What you are asked to do: Gather the lines that hold the string "DIAMOND".

Data to use:
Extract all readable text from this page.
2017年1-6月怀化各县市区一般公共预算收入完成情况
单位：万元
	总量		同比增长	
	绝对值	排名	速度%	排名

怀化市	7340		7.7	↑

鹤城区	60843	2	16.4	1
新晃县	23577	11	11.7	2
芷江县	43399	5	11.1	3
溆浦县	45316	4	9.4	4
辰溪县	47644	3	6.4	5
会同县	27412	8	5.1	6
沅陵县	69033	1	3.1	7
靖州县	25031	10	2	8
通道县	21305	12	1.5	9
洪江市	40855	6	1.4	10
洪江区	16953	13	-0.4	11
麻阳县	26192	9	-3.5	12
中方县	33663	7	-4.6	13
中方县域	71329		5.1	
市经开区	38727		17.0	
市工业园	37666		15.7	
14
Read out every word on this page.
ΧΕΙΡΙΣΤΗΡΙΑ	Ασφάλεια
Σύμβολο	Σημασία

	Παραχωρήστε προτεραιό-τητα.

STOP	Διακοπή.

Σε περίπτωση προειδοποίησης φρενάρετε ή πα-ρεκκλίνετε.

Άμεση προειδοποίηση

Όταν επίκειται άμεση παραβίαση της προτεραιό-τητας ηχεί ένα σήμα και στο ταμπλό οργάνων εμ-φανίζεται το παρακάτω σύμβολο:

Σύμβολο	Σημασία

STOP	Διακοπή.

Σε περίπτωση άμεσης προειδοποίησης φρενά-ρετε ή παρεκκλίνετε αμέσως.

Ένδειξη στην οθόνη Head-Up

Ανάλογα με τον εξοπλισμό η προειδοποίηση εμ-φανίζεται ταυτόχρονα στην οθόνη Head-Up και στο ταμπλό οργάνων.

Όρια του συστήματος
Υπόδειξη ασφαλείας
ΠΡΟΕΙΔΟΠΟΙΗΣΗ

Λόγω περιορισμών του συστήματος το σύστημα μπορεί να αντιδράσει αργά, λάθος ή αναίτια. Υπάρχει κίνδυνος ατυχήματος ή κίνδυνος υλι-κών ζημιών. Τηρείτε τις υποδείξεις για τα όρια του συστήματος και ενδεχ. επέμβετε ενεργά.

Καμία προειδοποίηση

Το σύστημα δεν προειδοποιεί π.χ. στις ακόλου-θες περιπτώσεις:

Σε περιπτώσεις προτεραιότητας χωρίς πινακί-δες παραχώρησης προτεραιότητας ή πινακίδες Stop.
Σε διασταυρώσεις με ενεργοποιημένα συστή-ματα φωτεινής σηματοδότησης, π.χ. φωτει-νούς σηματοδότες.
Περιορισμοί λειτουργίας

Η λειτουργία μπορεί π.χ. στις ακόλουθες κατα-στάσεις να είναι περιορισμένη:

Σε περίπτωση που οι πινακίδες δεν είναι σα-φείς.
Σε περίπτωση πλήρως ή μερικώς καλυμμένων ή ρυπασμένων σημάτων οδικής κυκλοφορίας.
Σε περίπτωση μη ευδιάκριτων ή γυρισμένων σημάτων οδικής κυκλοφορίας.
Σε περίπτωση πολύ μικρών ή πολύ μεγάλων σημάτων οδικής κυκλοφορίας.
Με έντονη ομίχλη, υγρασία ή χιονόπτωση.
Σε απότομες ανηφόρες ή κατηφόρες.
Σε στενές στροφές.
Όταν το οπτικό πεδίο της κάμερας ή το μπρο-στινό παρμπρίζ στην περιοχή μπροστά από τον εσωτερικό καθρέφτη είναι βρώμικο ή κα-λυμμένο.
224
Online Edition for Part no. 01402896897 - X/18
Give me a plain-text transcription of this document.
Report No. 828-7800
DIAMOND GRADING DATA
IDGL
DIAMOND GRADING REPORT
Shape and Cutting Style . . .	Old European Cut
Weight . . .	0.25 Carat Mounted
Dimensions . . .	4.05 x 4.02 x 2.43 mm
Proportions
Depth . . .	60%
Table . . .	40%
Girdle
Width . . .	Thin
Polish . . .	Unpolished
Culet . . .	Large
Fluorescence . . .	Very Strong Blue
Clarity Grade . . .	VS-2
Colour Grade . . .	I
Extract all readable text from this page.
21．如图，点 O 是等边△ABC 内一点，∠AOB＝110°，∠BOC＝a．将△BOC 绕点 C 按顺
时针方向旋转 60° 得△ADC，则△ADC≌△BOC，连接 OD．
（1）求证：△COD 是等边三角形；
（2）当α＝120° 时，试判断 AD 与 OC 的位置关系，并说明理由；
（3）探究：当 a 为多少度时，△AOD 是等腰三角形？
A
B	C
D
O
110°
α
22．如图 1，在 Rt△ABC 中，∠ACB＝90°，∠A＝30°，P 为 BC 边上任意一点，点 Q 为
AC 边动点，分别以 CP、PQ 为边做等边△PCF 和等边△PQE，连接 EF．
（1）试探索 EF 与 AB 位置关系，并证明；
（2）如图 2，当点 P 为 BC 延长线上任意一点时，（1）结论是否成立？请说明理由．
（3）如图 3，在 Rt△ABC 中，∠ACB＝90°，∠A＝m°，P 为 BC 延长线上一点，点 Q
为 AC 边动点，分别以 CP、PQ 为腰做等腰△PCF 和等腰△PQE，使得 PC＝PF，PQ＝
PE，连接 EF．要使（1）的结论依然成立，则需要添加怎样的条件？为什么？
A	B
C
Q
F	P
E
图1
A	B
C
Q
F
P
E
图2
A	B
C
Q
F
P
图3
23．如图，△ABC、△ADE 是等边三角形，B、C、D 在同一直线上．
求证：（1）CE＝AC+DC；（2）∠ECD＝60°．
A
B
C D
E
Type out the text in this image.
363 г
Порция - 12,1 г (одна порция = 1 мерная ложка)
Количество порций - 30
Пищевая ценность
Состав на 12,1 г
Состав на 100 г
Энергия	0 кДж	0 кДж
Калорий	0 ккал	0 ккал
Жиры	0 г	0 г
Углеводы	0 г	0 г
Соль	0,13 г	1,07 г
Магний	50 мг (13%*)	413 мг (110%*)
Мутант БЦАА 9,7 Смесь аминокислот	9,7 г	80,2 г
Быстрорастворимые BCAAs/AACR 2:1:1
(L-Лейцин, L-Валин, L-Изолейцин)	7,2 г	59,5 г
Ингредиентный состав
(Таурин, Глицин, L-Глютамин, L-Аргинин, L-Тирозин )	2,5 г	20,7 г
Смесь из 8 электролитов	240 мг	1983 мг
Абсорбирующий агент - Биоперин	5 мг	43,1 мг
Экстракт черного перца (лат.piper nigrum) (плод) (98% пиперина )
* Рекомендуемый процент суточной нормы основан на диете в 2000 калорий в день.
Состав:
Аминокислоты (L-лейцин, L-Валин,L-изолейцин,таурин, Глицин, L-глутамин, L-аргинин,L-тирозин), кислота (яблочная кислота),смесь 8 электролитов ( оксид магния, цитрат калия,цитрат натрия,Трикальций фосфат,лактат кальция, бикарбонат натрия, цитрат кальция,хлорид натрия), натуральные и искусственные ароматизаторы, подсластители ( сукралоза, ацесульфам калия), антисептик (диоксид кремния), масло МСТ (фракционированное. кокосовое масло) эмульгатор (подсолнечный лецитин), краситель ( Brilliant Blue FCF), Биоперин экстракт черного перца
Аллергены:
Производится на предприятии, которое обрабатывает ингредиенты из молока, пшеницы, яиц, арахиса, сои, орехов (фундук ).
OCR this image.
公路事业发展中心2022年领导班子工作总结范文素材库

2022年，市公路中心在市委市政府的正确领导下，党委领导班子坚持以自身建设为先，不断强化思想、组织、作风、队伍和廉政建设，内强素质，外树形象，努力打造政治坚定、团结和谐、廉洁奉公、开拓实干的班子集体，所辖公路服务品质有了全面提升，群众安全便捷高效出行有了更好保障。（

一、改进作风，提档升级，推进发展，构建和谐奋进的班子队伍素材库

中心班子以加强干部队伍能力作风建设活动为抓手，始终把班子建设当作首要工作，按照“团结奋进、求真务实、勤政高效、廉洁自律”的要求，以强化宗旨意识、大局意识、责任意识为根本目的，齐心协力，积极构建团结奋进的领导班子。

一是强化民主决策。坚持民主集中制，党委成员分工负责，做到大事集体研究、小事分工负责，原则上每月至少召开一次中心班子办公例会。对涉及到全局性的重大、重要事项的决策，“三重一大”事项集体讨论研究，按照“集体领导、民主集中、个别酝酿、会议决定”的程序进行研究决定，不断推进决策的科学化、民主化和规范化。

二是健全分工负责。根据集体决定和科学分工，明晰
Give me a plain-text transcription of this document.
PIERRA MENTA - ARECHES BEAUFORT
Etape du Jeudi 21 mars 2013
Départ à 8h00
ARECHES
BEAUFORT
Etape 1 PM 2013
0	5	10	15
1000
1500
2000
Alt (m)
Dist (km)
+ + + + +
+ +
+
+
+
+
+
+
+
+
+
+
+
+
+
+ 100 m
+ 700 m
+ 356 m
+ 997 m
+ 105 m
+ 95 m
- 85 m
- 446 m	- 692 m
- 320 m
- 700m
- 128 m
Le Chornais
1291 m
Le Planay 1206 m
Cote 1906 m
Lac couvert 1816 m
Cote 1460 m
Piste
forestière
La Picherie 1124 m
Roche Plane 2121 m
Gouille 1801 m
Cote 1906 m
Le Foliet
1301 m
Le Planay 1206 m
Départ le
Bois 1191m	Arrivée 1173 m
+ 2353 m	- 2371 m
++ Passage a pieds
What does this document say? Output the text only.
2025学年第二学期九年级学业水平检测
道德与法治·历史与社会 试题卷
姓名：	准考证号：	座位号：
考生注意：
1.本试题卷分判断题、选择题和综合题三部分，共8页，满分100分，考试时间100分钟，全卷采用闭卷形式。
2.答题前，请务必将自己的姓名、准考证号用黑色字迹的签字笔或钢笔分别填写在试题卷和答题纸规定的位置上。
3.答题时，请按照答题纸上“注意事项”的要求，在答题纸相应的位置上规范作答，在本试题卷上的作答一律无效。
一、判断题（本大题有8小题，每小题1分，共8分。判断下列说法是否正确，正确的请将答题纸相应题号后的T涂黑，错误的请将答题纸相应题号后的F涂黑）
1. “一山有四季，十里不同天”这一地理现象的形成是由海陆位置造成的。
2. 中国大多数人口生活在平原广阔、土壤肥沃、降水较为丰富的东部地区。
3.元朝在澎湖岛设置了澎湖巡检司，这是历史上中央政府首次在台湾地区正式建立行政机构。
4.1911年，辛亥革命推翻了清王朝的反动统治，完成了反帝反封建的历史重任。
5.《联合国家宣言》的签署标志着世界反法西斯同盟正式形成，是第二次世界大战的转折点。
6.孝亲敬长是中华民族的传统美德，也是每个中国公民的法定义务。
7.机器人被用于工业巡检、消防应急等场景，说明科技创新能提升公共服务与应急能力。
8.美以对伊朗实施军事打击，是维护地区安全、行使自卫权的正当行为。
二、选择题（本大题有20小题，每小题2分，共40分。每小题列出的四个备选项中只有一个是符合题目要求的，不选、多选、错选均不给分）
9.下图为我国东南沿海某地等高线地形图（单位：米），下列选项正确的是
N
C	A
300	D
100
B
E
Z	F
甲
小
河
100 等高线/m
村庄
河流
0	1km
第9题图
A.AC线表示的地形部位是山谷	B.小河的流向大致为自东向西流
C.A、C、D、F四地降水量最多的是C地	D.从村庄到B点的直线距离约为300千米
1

Written solution:
DIAMOND GRADING DATA
DIAMOND GRADING REPORT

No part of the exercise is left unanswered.